### Page extract:
----------------
Below is our LFJ Conversation with Aisling Byrne:
Nera recently passed $100 million in investor repayments, citing a “data-driven approach to case selection and risk management” as a key factor. What specific data-centric approaches have contributed the most impact?
At Nera, we see data not as a supporting tool but as the backbone of our decision-making. Our proprietary models assess thousands of variables across historical case outcomes, jurisdictional nuances, law firm performance metrics, and even the efficiency of courts. By feeding this data into predictive analytics, we can more accurately model recovery timelines and probabilities. What’s been most impactful is combining quantitative scoring with qualitative oversight—data helps us remove emotional bias, while our team of experienced professionals ensures the analysis is grounded in real-world legal and enforcement dynamics. That dual approach has allowed us to deliver consistent investor repayments while scaling responsibly.
Nera has now reached $150m in investor returns.

You secured a £20 million funding line from Fintex Capital, bolstering Nera’s ability to support consumer claims and expand funding sources. How do such funding lines influence your ability to take on riskier or less predictable claims, including those where pre-judgment attachment might play a role in enforcement?
Regardless of how many new funding lines we secure, it doesn’t mean our approach changes. In the consumer division, our strategy of supporting proven, legal precedent set claim types and claim selection criteria remains exactly the same—and that high bar has been fundamental to our success and our ability to deliver substantial repayments to investors. The additional capital simply allows us to scale what we already do well, without diluting our standards.
----------------
### Short task a:
Swap "bounding boxes" for "coordinates" in the rows that run from the first line through the line containing "- field-cell: [306, 204, 313, 211]", both included. Give back only those lines, changing nothing else.
----------------
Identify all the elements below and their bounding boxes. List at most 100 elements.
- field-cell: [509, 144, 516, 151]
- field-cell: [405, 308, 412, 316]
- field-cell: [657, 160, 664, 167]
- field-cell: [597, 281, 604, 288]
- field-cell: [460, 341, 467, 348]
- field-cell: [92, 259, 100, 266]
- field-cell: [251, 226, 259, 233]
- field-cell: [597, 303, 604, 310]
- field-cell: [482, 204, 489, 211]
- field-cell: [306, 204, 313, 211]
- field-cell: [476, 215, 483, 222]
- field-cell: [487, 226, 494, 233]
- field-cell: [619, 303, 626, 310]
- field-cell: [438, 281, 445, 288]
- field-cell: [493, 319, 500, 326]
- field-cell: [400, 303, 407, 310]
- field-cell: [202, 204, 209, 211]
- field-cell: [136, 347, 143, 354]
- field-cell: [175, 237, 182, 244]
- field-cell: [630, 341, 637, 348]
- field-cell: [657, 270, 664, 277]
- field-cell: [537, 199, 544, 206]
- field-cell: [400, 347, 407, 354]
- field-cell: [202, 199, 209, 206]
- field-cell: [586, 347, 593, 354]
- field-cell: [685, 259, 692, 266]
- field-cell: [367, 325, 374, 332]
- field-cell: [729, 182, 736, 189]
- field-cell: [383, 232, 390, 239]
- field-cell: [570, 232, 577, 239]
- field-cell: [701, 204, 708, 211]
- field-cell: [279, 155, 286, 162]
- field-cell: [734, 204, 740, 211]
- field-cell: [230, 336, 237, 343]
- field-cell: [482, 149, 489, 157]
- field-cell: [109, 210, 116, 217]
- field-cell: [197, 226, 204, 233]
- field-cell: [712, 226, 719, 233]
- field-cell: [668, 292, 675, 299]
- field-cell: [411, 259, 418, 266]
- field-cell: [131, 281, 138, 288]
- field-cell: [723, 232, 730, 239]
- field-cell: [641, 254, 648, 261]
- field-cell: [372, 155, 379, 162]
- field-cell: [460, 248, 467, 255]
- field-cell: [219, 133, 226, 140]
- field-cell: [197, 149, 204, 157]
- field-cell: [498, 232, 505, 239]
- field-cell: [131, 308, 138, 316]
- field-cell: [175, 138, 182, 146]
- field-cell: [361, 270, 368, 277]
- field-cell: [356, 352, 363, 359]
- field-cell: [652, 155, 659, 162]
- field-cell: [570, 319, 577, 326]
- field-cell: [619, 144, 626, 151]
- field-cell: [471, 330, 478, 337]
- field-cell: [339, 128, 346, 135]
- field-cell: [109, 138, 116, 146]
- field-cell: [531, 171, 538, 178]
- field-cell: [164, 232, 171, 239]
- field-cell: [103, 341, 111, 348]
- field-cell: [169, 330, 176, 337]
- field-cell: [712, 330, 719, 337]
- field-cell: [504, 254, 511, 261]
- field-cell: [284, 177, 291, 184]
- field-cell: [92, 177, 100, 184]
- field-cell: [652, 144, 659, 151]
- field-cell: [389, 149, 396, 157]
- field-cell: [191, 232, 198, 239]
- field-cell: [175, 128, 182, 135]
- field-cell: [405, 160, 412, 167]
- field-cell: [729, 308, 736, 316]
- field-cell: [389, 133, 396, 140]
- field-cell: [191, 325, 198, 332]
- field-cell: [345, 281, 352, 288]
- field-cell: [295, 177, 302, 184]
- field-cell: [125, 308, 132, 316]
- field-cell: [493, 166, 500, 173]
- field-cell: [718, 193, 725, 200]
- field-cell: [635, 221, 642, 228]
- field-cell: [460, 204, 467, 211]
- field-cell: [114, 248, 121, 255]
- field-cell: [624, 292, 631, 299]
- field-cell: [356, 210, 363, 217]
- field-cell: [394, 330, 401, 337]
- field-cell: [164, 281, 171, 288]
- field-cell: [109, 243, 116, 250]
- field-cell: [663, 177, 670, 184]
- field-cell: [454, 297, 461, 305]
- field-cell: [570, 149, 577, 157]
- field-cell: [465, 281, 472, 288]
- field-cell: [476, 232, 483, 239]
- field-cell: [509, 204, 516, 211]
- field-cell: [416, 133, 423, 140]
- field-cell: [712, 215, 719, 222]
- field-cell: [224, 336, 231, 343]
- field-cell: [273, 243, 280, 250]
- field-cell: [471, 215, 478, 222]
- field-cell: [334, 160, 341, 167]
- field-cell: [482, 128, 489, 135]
----------------
### Short task b:
Give back the full Aisling Byrne interview, unchanged.

### Finished answer a:
Identify all the elements below and their coordinates. List at most 100 elements.
- field-cell: [509, 144, 516, 151]
- field-cell: [405, 308, 412, 316]
- field-cell: [657, 160, 664, 167]
- field-cell: [597, 281, 604, 288]
- field-cell: [460, 341, 467, 348]
- field-cell: [92, 259, 100, 266]
- field-cell: [251, 226, 259, 233]
- field-cell: [597, 303, 604, 310]
- field-cell: [482, 204, 489, 211]
- field-cell: [306, 204, 313, 211]

### Finished answer b:
Below is our LFJ Conversation with Aisling Byrne:
Nera recently passed $100 million in investor repayments, citing a “data-driven approach to case selection and risk management” as a key factor. What specific data-centric approaches have contributed the most impact?
At Nera, we see data not as a supporting tool but as the backbone of our decision-making. Our proprietary models assess thousands of variables across historical case outcomes, jurisdictional nuances, law firm performance metrics, and even the efficiency of courts. By feeding this data into predictive analytics, we can more accurately model recovery timelines and probabilities. What’s been most impactful is combining quantitative scoring with qualitative oversight—data helps us remove emotional bias, while our team of experienced professionals ensures the analysis is grounded in real-world legal and enforcement dynamics. That dual approach has allowed us to deliver consistent investor repayments while scaling responsibly.
Nera has now reached $150m in investor returns.

You secured a £20 million funding line from Fintex Capital, bolstering Nera’s ability to support consumer claims and expand funding sources. How do such funding lines influence your ability to take on riskier or less predictable claims, including those where pre-judgment attachment might play a role in enforcement?
Regardless of how many new funding lines we secure, it doesn’t mean our approach changes. In the consumer division, our strategy of supporting proven, legal precedent set claim types and claim selection criteria remains exactly the same—and that high bar has been fundamental to our success and our ability to deliver substantial repayments to investors. The additional capital simply allows us to scale what we already do well, without diluting our standards.